=== GIVEN PROBLEM ===
Show each line that has the string "document" in it.

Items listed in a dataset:

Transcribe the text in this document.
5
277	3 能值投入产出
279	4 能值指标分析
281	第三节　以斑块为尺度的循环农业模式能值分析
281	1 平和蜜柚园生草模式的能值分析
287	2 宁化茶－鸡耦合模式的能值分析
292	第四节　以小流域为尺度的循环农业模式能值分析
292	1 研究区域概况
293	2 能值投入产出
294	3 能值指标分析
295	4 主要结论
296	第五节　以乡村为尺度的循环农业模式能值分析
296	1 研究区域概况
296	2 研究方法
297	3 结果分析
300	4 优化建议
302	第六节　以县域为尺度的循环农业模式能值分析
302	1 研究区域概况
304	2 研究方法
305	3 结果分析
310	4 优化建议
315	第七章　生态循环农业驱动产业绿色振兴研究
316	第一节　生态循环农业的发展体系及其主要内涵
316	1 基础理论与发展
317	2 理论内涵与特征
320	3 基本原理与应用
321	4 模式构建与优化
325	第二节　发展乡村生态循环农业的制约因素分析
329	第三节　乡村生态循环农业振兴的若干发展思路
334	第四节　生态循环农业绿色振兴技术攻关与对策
---
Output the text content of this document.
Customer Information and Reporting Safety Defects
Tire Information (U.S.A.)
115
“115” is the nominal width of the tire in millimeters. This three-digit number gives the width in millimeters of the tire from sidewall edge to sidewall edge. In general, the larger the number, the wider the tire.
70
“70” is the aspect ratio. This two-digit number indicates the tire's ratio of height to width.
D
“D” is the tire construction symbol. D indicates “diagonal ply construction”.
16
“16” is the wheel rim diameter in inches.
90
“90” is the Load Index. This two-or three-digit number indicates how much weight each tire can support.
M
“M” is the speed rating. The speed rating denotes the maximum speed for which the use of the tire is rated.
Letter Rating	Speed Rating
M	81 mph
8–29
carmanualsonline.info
---
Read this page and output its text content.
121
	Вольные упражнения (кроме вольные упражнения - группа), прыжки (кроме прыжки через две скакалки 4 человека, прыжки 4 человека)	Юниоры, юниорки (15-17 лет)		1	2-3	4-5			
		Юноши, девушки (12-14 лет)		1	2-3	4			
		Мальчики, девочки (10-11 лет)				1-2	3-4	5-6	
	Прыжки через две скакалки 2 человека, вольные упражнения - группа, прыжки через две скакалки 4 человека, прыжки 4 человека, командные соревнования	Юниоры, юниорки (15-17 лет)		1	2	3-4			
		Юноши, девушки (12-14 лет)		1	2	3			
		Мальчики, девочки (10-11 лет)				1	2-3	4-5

=== FINISHED ANSWER ===
Transcribe the text in this document.
Output the text content of this document.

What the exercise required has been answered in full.